Exercise description: Your task is to copy every record exactly.

Source data:
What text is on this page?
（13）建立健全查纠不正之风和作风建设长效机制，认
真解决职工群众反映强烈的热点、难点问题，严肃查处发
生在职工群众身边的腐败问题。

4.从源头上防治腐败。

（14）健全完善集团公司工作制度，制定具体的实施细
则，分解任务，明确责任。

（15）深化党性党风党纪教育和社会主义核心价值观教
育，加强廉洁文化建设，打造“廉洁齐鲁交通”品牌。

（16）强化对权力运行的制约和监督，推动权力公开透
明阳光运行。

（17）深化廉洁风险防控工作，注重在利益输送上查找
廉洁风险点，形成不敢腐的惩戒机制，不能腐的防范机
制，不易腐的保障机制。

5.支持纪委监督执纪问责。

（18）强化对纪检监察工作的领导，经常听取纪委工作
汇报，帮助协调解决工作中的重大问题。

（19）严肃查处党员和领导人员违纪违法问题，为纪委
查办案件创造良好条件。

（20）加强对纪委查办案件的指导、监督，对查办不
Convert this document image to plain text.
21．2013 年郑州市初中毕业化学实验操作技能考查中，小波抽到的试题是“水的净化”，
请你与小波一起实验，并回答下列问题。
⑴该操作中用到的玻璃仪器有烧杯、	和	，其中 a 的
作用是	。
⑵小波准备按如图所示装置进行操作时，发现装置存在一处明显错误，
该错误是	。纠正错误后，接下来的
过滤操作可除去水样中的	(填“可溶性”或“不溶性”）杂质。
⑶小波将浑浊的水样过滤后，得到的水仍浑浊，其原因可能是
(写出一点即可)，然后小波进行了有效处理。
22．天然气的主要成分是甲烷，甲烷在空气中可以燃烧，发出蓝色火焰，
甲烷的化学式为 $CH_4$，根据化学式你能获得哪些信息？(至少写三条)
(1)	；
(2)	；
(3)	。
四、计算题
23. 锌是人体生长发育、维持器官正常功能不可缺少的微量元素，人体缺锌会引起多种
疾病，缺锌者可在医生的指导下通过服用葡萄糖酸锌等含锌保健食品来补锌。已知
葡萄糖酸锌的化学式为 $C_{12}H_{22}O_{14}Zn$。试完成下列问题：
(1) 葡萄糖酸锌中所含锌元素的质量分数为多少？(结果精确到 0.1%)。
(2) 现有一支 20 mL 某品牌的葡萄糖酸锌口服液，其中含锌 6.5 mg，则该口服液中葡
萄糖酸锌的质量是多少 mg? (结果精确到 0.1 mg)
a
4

Final answer:
What text is on this page?
（13）建立健全查纠不正之风和作风建设长效机制，认
真解决职工群众反映强烈的热点、难点问题，严肃查处发
生在职工群众身边的腐败问题。

4.从源头上防治腐败。

（14）健全完善集团公司工作制度，制定具体的实施细
则，分解任务，明确责任。

（15）深化党性党风党纪教育和社会主义核心价值观教
育，加强廉洁文化建设，打造“廉洁齐鲁交通”品牌。

（16）强化对权力运行的制约和监督，推动权力公开透
明阳光运行。

（17）深化廉洁风险防控工作，注重在利益输送上查找
廉洁风险点，形成不敢腐的惩戒机制，不能腐的防范机
制，不易腐的保障机制。

5.支持纪委监督执纪问责。

（18）强化对纪检监察工作的领导，经常听取纪委工作
汇报，帮助协调解决工作中的重大问题。

（19）严肃查处党员和领导人员违纪违法问题，为纪委
查办案件创造良好条件。

（20）加强对纪委查办案件的指导、监督，对查办不
Convert this document image to plain text.
21．2013 年郑州市初中毕业化学实验操作技能考查中，小波抽到的试题是“水的净化”，
请你与小波一起实验，并回答下列问题。
⑴该操作中用到的玻璃仪器有烧杯、	和	，其中 a 的
作用是	。
⑵小波准备按如图所示装置进行操作时，发现装置存在一处明显错误，
该错误是	。纠正错误后，接下来的
过滤操作可除去水样中的	(填“可溶性”或“不溶性”）杂质。
⑶小波将浑浊的水样过滤后，得到的水仍浑浊，其原因可能是
(写出一点即可)，然后小波进行了有效处理。
22．天然气的主要成分是甲烷，甲烷在空气中可以燃烧，发出蓝色火焰，
甲烷的化学式为 $CH_4$，根据化学式你能获得哪些信息？(至少写三条)
(1)	；
(2)	；
(3)	。
四、计算题
23. 锌是人体生长发育、维持器官正常功能不可缺少的微量元素，人体缺锌会引起多种
疾病，缺锌者可在医生的指导下通过服用葡萄糖酸锌等含锌保健食品来补锌。已知
葡萄糖酸锌的化学式为 $C_{12}H_{22}O_{14}Zn$。试完成下列问题：
(1) 葡萄糖酸锌中所含锌元素的质量分数为多少？(结果精确到 0.1%)。
(2) 现有一支 20 mL 某品牌的葡萄糖酸锌口服液，其中含锌 6.5 mg，则该口服液中葡
萄糖酸锌的质量是多少 mg? (结果精确到 0.1 mg)
a
4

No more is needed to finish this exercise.